=== GIVEN RECORDS ===

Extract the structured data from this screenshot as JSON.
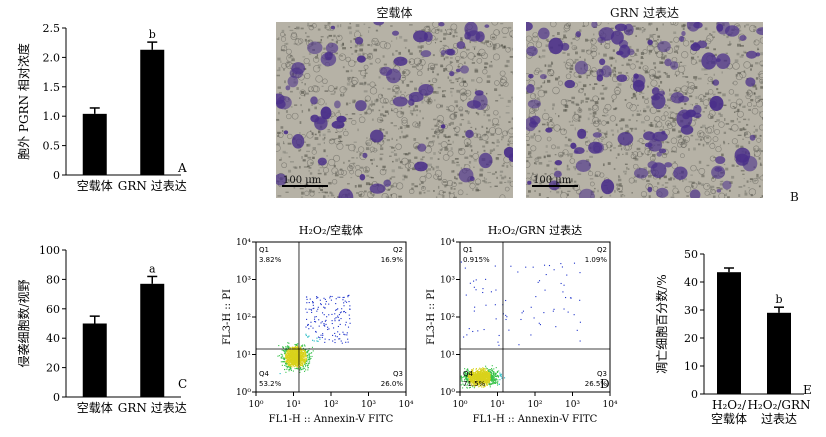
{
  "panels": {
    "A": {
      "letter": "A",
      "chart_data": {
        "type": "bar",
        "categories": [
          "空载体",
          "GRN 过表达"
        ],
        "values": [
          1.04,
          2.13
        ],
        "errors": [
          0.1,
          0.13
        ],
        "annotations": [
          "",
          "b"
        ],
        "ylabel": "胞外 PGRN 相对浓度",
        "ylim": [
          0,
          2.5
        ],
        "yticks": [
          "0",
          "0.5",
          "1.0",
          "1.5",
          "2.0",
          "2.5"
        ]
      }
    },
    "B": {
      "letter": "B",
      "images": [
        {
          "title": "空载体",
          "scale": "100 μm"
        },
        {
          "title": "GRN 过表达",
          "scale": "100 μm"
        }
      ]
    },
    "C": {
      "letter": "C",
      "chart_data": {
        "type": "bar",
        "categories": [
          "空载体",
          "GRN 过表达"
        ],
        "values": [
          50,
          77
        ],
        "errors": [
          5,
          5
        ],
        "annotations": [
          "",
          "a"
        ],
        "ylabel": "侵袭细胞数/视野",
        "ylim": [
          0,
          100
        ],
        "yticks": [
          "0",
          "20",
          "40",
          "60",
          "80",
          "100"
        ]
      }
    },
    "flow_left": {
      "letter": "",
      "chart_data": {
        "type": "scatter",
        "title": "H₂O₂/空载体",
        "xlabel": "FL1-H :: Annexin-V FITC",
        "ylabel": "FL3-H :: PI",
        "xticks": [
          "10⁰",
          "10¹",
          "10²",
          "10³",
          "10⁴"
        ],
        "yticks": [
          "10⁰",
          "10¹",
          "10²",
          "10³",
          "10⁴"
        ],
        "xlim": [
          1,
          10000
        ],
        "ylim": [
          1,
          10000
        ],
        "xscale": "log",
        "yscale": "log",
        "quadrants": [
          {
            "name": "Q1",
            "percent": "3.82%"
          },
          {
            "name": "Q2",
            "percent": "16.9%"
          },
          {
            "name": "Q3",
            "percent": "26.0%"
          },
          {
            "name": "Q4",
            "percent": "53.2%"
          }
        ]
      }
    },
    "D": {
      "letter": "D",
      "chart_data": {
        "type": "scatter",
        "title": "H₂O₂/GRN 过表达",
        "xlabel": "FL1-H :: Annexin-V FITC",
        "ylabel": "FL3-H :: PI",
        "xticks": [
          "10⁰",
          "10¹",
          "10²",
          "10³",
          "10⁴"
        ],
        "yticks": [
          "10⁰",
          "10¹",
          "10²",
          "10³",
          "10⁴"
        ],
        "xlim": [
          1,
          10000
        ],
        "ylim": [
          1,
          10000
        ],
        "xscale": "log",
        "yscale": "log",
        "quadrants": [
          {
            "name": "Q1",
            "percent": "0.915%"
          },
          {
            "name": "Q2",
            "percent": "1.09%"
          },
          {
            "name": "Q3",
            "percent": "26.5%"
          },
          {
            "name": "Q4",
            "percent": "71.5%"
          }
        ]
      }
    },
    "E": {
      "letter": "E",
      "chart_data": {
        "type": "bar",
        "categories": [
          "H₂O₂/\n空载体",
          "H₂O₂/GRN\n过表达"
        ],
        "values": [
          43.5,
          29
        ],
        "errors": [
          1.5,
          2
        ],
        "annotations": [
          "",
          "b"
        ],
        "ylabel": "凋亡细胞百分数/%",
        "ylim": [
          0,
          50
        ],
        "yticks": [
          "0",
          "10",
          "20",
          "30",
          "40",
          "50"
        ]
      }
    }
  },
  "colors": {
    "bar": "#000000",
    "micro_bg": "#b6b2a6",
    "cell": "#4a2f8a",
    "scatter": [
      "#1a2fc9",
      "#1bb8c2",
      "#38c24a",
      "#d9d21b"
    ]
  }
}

===

**EXERCISE DESCRIPTION:** Return all of the entries exactly as written, but drop any pictures they hold.

**SOLVED EXERCISE:**
Extract the structured data from this screenshot as JSON.
{
  "panels": {
    "A": {
      "letter": "A",
      "chart_data": {
        "type": "bar",
        "categories": [
          "空载体",
          "GRN 过表达"
        ],
        "values": [
          1.04,
          2.13
        ],
        "errors": [
          0.1,
          0.13
        ],
        "annotations": [
          "",
          "b"
        ],
        "ylabel": "胞外 PGRN 相对浓度",
        "ylim": [
          0,
          2.5
        ],
        "yticks": [
          "0",
          "0.5",
          "1.0",
          "1.5",
          "2.0",
          "2.5"
        ]
      }
    },
    "B": {
      "letter": "B",
      "images": [
        {
          "title": "空载体",
          "scale": "100 μm"
        },
        {
          "title": "GRN 过表达",
          "scale": "100 μm"
        }
      ]
    },
    "C": {
      "letter": "C",
      "chart_data": {
        "type": "bar",
        "categories": [
          "空载体",
          "GRN 过表达"
        ],
        "values": [
          50,
          77
        ],
        "errors": [
          5,
          5
        ],
        "annotations": [
          "",
          "a"
        ],
        "ylabel": "侵袭细胞数/视野",
        "ylim": [
          0,
          100
        ],
        "yticks": [
          "0",
          "20",
          "40",
          "60",
          "80",
          "100"
        ]
      }
    },
    "flow_left": {
      "letter": "",
      "chart_data": {
        "type": "scatter",
        "title": "H₂O₂/空载体",
        "xlabel": "FL1-H :: Annexin-V FITC",
        "ylabel": "FL3-H :: PI",
        "xticks": [
          "10⁰",
          "10¹",
          "10²",
          "10³",
          "10⁴"
        ],
        "yticks": [
          "10⁰",
          "10¹",
          "10²",
          "10³",
          "10⁴"
        ],
        "xlim": [
          1,
          10000
        ],
        "ylim": [
          1,
          10000
        ],
        "xscale": "log",
        "yscale": "log",
        "quadrants": [
          {
            "name": "Q1",
            "percent": "3.82%"
          },
          {
            "name": "Q2",
            "percent": "16.9%"
          },
          {
            "name": "Q3",
            "percent": "26.0%"
          },
          {
            "name": "Q4",
            "percent": "53.2%"
          }
        ]
      }
    },
    "D": {
      "letter": "D",
      "chart_data": {
        "type": "scatter",
        "title": "H₂O₂/GRN 过表达",
        "xlabel": "FL1-H :: Annexin-V FITC",
        "ylabel": "FL3-H :: PI",
        "xticks": [
          "10⁰",
          "10¹",
          "10²",
          "10³",
          "10⁴"
        ],
        "yticks": [
          "10⁰",
          "10¹",
          "10²",
          "10³",
          "10⁴"
        ],
        "xlim": [
          1,
          10000
        ],
        "ylim": [
          1,
          10000
        ],
        "xscale": "log",
        "yscale": "log",
        "quadrants": [
          {
            "name": "Q1",
            "percent": "0.915%"
          },
          {
            "name": "Q2",
            "percent": "1.09%"
          },
          {
            "name": "Q3",
            "percent": "26.5%"
          },
          {
            "name": "Q4",
            "percent": "71.5%"
          }
        ]
      }
    },
    "E": {
      "letter": "E",
      "chart_data": {
        "type": "bar",
        "categories": [
          "H₂O₂/\n空载体",
          "H₂O₂/GRN\n过表达"
        ],
        "values": [
          43.5,
          29
        ],
        "errors": [
          1.5,
          2
        ],
        "annotations": [
          "",
          "b"
        ],
        "ylabel": "凋亡细胞百分数/%",
        "ylim": [
          0,
          50
        ],
        "yticks": [
          "0",
          "10",
          "20",
          "30",
          "40",
          "50"
        ]
      }
    }
  },
  "colors": {
    "bar": "#000000",
    "micro_bg": "#b6b2a6",
    "cell": "#4a2f8a",
    "scatter": [
      "#1a2fc9",
      "#1bb8c2",
      "#38c24a",
      "#d9d21b"
    ]
  }
}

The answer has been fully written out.